[begin Material shown]

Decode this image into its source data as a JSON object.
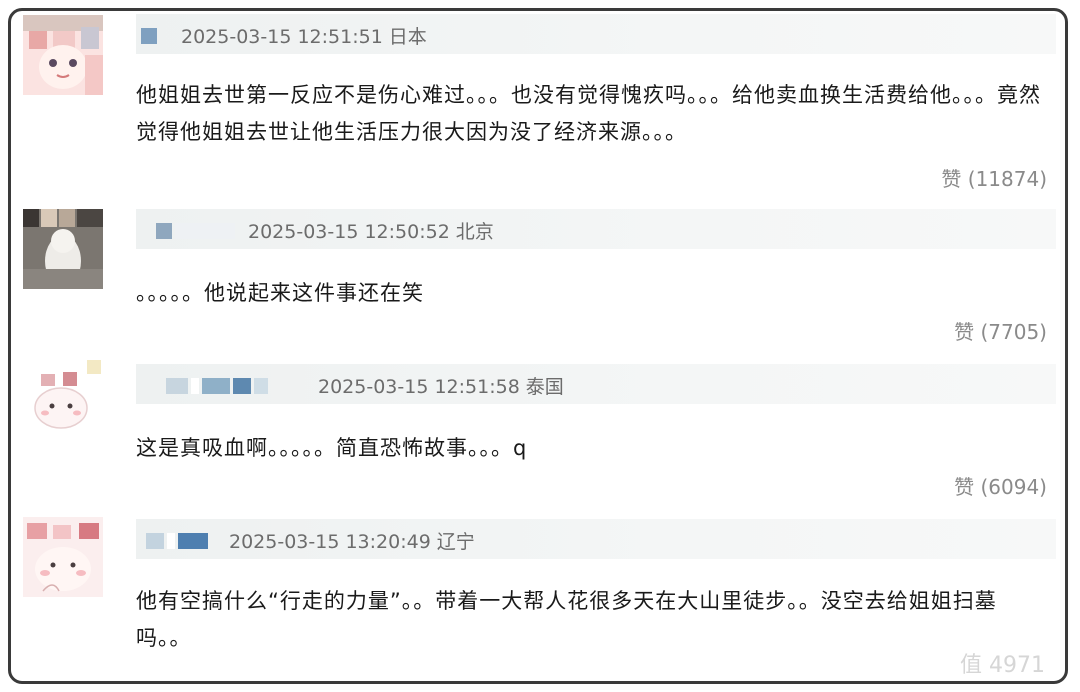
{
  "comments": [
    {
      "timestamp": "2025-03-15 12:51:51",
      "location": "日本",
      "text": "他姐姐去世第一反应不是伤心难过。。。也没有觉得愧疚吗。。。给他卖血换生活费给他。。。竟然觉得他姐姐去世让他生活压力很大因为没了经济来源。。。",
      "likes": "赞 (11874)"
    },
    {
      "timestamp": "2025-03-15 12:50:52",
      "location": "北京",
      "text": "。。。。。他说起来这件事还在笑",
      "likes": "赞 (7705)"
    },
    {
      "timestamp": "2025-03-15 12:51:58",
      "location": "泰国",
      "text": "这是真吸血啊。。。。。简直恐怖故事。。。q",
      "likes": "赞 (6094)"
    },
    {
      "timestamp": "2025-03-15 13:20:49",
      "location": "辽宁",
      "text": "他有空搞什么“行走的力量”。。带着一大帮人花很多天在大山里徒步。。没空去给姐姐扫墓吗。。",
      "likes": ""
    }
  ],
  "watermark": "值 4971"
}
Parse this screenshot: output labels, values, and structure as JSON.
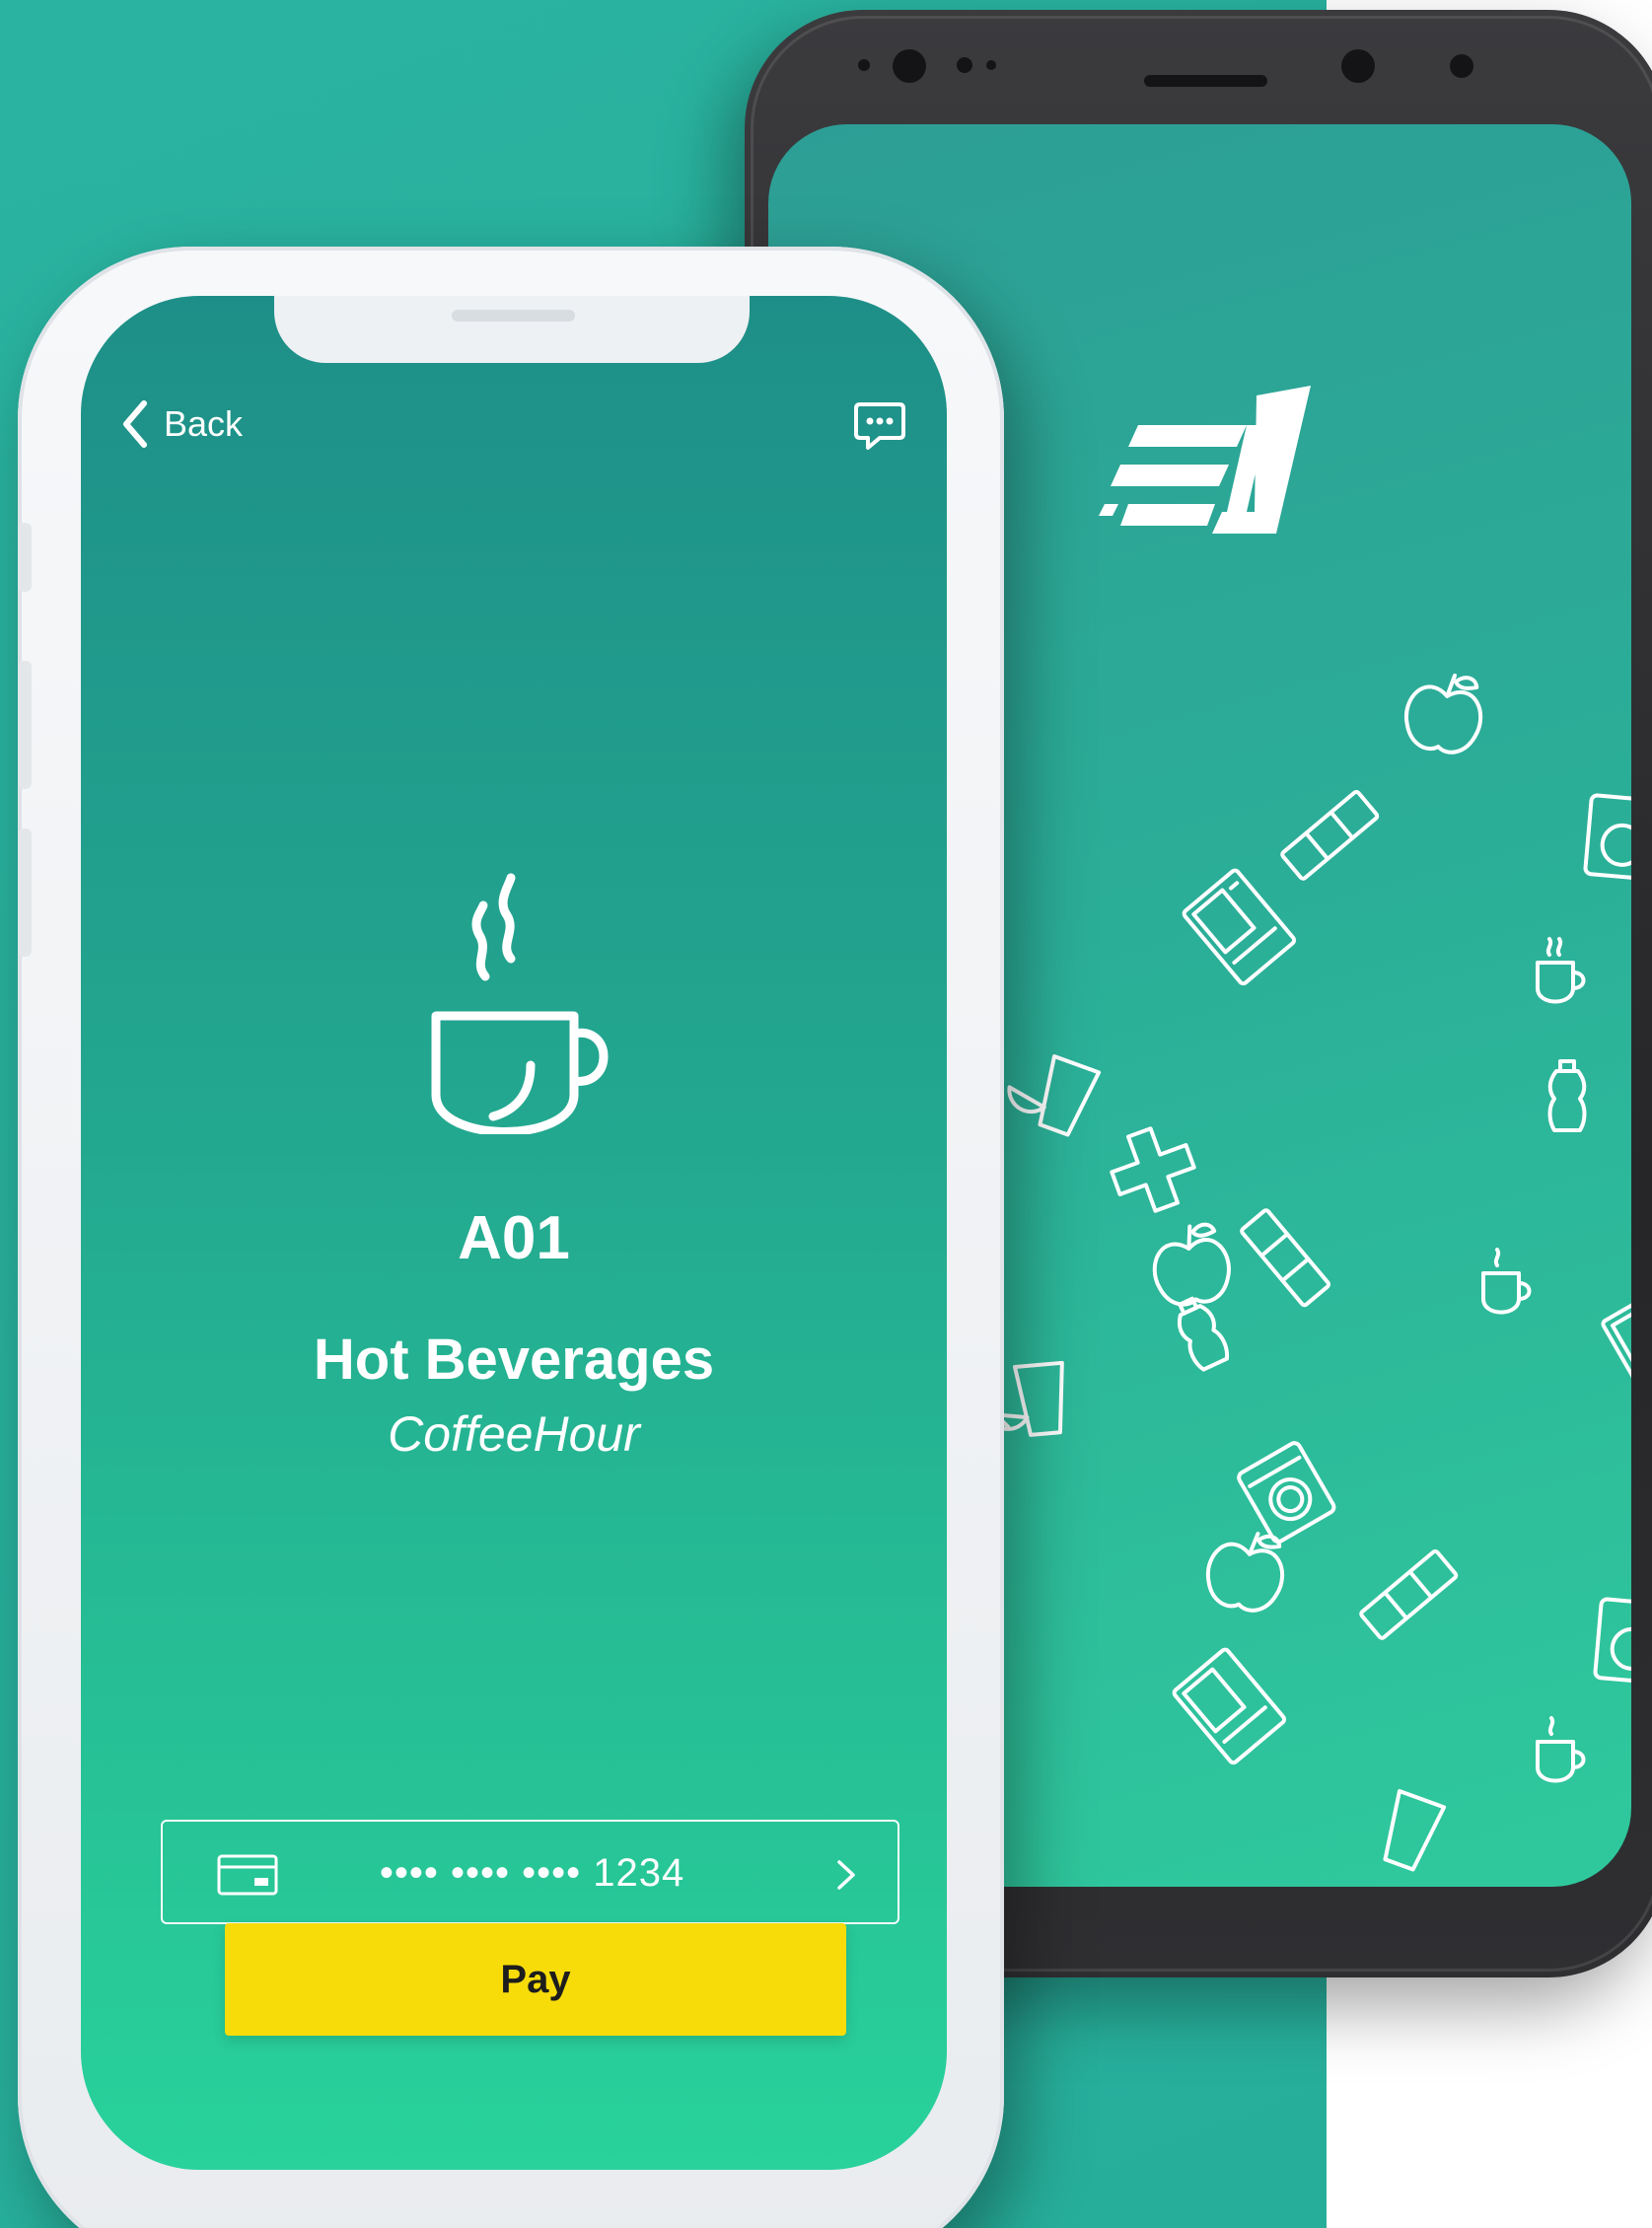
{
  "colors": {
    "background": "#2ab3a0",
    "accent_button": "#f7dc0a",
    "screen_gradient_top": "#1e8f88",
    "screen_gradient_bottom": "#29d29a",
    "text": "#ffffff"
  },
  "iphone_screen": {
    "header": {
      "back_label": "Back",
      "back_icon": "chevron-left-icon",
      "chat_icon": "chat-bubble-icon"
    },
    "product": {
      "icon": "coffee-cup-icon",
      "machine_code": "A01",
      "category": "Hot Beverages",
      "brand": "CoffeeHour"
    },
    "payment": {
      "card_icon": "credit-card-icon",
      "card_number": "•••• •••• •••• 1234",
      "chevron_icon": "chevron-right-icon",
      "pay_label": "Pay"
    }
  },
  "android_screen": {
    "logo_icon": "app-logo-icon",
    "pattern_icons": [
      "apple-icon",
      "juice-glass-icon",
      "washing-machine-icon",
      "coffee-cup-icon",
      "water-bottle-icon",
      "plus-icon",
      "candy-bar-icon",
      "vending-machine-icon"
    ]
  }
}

[end Material shown]
[begin Material shown]

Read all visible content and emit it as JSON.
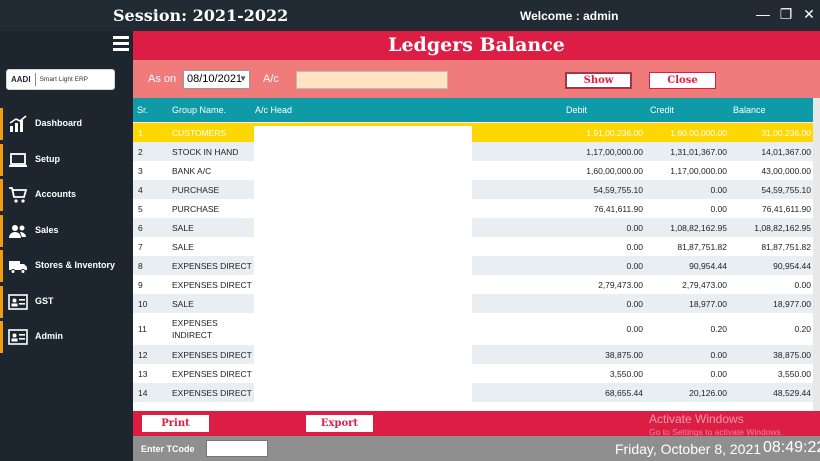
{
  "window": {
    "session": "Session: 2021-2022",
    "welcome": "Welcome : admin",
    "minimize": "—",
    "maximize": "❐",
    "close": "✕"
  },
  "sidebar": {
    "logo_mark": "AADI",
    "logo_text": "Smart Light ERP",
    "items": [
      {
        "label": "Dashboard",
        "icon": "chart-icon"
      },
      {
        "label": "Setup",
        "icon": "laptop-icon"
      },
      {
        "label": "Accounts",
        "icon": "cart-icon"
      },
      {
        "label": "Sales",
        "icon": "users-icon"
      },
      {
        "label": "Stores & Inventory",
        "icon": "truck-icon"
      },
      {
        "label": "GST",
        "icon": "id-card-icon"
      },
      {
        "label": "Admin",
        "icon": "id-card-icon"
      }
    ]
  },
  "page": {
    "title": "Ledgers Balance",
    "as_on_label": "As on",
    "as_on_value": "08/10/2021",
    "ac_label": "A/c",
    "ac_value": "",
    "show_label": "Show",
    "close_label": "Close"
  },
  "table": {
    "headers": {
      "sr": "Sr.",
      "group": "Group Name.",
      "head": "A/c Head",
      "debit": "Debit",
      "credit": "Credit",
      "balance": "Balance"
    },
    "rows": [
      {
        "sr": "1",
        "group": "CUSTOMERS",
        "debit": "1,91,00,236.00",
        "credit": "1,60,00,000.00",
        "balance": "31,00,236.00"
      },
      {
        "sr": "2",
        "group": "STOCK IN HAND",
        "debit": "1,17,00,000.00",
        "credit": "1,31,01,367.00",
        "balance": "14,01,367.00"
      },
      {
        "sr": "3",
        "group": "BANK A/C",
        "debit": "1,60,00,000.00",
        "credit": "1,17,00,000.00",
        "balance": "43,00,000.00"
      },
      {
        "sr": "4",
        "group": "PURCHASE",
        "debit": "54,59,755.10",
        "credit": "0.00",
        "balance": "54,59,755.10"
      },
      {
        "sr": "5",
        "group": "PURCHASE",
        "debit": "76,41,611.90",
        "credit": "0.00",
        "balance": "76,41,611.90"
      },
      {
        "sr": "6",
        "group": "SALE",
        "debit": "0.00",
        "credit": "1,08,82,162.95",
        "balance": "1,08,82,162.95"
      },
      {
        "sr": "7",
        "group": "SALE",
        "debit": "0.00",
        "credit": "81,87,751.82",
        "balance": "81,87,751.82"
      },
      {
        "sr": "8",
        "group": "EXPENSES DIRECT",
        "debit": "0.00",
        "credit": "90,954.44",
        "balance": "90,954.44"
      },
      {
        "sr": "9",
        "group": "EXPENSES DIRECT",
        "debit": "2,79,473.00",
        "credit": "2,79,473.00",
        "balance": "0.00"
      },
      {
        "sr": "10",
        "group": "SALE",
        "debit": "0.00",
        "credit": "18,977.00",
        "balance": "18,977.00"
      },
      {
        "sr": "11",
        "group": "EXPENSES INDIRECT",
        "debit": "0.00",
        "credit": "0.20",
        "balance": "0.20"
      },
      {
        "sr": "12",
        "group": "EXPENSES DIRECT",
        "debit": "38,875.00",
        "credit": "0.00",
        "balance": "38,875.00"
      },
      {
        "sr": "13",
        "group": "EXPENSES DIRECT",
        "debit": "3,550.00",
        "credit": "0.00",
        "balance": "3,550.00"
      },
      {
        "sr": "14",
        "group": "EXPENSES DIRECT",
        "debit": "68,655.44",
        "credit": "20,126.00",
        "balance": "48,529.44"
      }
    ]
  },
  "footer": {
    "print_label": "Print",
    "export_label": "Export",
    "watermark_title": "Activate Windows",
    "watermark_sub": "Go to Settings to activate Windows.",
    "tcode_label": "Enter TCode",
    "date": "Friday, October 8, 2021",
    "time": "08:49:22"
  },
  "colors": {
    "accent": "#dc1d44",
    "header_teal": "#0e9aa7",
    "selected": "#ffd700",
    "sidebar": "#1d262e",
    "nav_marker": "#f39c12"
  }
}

[end Material shown]

• Challenge: Look through the records and gather every line containing "Windows".

• Result:
    "watermark_title": "Activate Windows",
    "watermark_sub": "Go to Settings to activate Windows.",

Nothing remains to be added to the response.